[start of Working data]
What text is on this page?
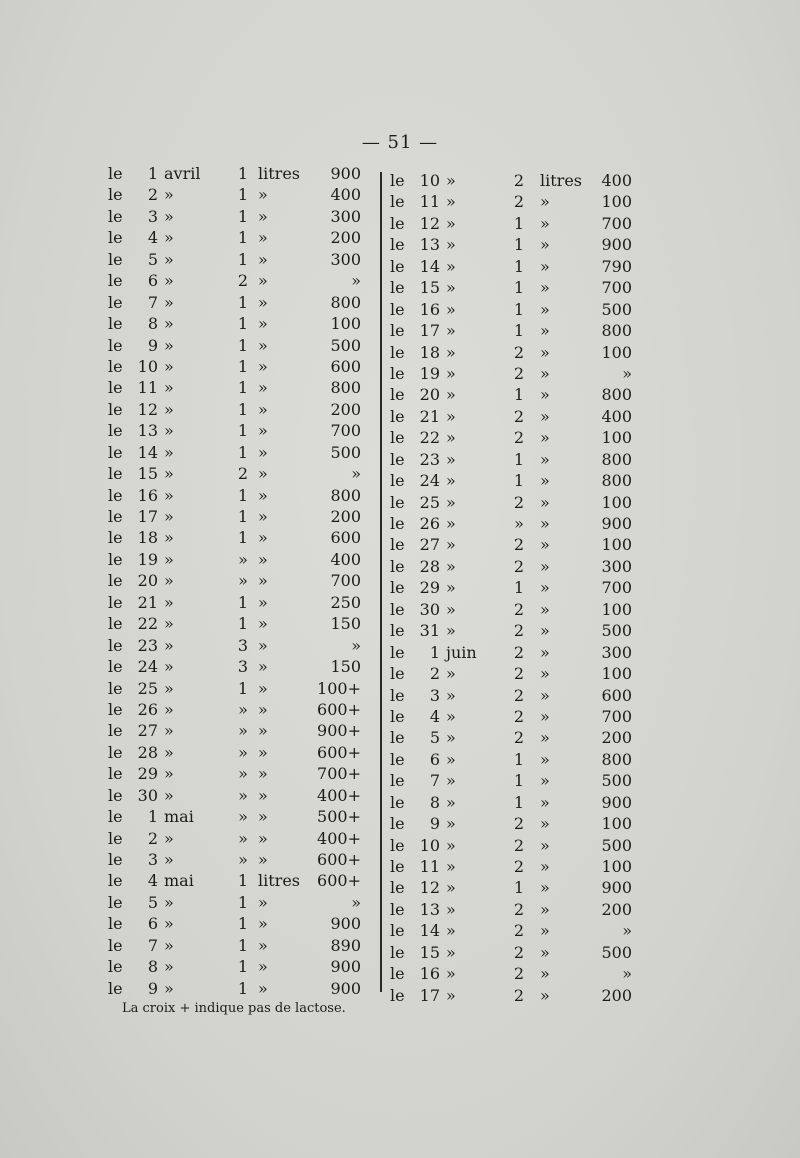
— 51 —
le	1 avril 1 litres	900
le	2 »	1 »	400
le	3 »	1 »	300
le	4 »	1 »	200
le	5 »	1 »	300
le	6 »	2 »	»
le	7 »	1 »	800
le	8 »	1 »	100
le	9 »	1 »	500
le 10 »	1 »	600
le 11 »	1 »	800
le 12 »	1 »	200
le 13 »	1 »	700
le 14 »	1 »	500
le 15 »	2 »	»
le 16 »	1 »	800
le 17 »	1 »	200
le 18 »	1 »	600
le 19 »	» »	400
le 20 »	» »	700
le 21 »	1 »	250
le 22 »	1 »	150
le 23 »	3 »	»
le 24 »	3 »	150
le 25 »	1 »	100+
le 26 »	» »	600+
le 27 »	» »	900+
le 28 »	» »	600+
le 29 »	» »	700+
le 30 »	» »	400+
le	1 mai	» »	500+
le	2 »	» »	400+
le	3 »	» »	600+
le	4 mai	1 litres 600+
le	5 »	1 »	»
le	6 »	1 »	900
le	7 »	1 »	890
le	8 »	1 »	900
le	9 »	1 »	900
le 10 »	2 litres	400
le 11 »	2 »	100
le 12 »	1 »	700
le 13 »	1 »	900
le 14 »	1 »	790
le 15 »	1 »	700
le 16 »	1 »	500
le 17 »	1 »	800
le 18 »	2 »	100
le 19 »	2 »	»
le 20 »	1 »	800
le 21 »	2 »	400
le 22 »	2 »	100
le 23 »	1 »	800
le 24 »	1 »	800
le 25 »	2 »	100
le 26 »	» »	900
le 27 »	2 »	100
le 28 »	2 »	300
le 29 »	1 »	700
le 30 »	2 »	100
le 31 »	2 »	500
le	1 juin 2 »	300
le	2 »	2 »	100
le	3 »	2 »	600
le	4 »	2 »	700
le	5 »	2 »	200
le	6 »	1 »	800
le	7 »	1 »	500
le	8 »	1 »	900
le	9 »	2 »	100
le 10 »	2 »	500
le 11 »	2 »	100
le 12 »	1 »	900
le 13 »	2 »	200
le 14 »	2 »	»
le 15 »	2 »	500
le 16 »	2 »	»
le 17 »	2 »	200
La croix + indique pas de lactose.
[end of Working data]
Your instructions. Exactly as written, return every line of the listing, but not the pictures.

Task output.
What text is on this page?
— 51 —
le	1 avril 1 litres	900
le	2 »	1 »	400
le	3 »	1 »	300
le	4 »	1 »	200
le	5 »	1 »	300
le	6 »	2 »	»
le	7 »	1 »	800
le	8 »	1 »	100
le	9 »	1 »	500
le 10 »	1 »	600
le 11 »	1 »	800
le 12 »	1 »	200
le 13 »	1 »	700
le 14 »	1 »	500
le 15 »	2 »	»
le 16 »	1 »	800
le 17 »	1 »	200
le 18 »	1 »	600
le 19 »	» »	400
le 20 »	» »	700
le 21 »	1 »	250
le 22 »	1 »	150
le 23 »	3 »	»
le 24 »	3 »	150
le 25 »	1 »	100+
le 26 »	» »	600+
le 27 »	» »	900+
le 28 »	» »	600+
le 29 »	» »	700+
le 30 »	» »	400+
le	1 mai	» »	500+
le	2 »	» »	400+
le	3 »	» »	600+
le	4 mai	1 litres 600+
le	5 »	1 »	»
le	6 »	1 »	900
le	7 »	1 »	890
le	8 »	1 »	900
le	9 »	1 »	900
le 10 »	2 litres	400
le 11 »	2 »	100
le 12 »	1 »	700
le 13 »	1 »	900
le 14 »	1 »	790
le 15 »	1 »	700
le 16 »	1 »	500
le 17 »	1 »	800
le 18 »	2 »	100
le 19 »	2 »	»
le 20 »	1 »	800
le 21 »	2 »	400
le 22 »	2 »	100
le 23 »	1 »	800
le 24 »	1 »	800
le 25 »	2 »	100
le 26 »	» »	900
le 27 »	2 »	100
le 28 »	2 »	300
le 29 »	1 »	700
le 30 »	2 »	100
le 31 »	2 »	500
le	1 juin 2 »	300
le	2 »	2 »	100
le	3 »	2 »	600
le	4 »	2 »	700
le	5 »	2 »	200
le	6 »	1 »	800
le	7 »	1 »	500
le	8 »	1 »	900
le	9 »	2 »	100
le 10 »	2 »	500
le 11 »	2 »	100
le 12 »	1 »	900
le 13 »	2 »	200
le 14 »	2 »	»
le 15 »	2 »	500
le 16 »	2 »	»
le 17 »	2 »	200
La croix + indique pas de lactose.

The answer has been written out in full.